# Gas boiler query....



## el88s (15 Jan 2009)

hi,
ive just got a new boiler, but now ive been told that ive been fooled and that its illegal to put an ordinary boiler in, and that i should have been advised that i had to put in a condenser boiler. i paid 1,460e for the baxi boiler.
it seems to be working fine. should i listen to the gas service man who told me i should have put in a condenser boiler?
there was a price difference of 400euro


----------



## DGOBS (15 Jan 2009)

Yes youur serviceman was correct to point this out to you.
From 31 March 2008 there is a requirement that all new installed boilers achieve a minimum of a B band rating (condensers!)

Only if particular circumstances arise that lead to a difficulty in installing such a boiler then a standard is allow (details of that can be downloaded  from the sei or cer websites)

Remember a condenser at €400 extra would be saving you minimum 10-15% on your yearly gas bill.........


----------



## el88s (16 Jan 2009)

i got this guy from bord gais website.....should i report it??
and what should i do now??


----------



## kingfo (16 Jan 2009)

Your installer did advise you badly but I dont think the gas police will be knocking on your door any time soon. You could ask your installer to replace it with a condensing boiler and just pay the price difference but I doubt if you will have much joy.

**EXTRACTED INFORMATION**
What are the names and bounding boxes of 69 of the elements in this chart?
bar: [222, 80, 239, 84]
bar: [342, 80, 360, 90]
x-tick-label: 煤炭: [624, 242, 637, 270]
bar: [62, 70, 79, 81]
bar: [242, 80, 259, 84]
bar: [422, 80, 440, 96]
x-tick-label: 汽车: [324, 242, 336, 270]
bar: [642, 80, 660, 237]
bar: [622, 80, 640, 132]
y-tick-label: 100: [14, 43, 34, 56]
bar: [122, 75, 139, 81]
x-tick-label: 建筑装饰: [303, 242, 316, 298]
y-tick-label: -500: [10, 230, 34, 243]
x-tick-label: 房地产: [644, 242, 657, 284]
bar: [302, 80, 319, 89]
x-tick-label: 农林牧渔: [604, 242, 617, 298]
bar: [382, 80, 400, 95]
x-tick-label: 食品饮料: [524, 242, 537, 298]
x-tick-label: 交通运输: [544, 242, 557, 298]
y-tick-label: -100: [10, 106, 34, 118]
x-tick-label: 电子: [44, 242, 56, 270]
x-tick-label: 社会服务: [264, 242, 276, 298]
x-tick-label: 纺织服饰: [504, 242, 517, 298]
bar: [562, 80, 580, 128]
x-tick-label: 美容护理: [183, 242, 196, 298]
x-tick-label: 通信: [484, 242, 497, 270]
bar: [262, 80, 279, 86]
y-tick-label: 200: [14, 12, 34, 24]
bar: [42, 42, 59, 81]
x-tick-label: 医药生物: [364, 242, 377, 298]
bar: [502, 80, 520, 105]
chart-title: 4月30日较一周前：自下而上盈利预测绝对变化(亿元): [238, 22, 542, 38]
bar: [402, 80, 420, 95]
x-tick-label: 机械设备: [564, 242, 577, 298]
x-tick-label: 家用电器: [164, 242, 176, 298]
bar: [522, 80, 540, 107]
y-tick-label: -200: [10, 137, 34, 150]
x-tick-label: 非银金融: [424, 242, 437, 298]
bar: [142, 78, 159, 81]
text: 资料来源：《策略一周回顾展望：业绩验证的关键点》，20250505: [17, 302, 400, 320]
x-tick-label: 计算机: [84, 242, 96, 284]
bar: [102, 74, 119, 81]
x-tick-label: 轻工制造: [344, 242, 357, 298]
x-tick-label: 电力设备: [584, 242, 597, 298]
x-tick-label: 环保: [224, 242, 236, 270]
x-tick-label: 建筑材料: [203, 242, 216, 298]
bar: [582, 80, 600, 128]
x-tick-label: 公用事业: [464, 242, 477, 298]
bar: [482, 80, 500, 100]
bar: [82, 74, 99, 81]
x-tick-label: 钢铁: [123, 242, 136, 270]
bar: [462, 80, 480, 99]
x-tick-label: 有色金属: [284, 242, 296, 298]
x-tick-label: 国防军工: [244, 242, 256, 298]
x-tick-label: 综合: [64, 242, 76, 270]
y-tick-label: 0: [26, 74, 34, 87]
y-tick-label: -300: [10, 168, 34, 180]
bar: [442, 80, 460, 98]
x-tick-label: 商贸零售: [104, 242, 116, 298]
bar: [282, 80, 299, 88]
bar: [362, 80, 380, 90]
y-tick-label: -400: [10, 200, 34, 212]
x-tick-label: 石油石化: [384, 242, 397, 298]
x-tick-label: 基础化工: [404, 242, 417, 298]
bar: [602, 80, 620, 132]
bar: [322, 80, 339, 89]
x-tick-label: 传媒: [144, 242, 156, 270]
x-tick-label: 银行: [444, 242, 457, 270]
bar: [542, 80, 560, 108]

**TASKS FOR THIS EXERCISE**
(1) Reproduce the passage of the gas boiler thread from "Only if particular" up to and including "el88s (16 Jan 2009)".
(2) According to the gas boiler thread, from what date must all newly installed boilers achieve at least a B band rating?

**TASK ANSWERS**
(1)
Only if particular circumstances arise that lead to a difficulty in installing such a boiler then a standard is allow (details of that can be downloaded  from the sei or cer websites)

Remember a condenser at €400 extra would be saving you minimum 10-15% on your yearly gas bill.........


----------



## el88s (16 Jan 2009)

(2) From 31 March 2008.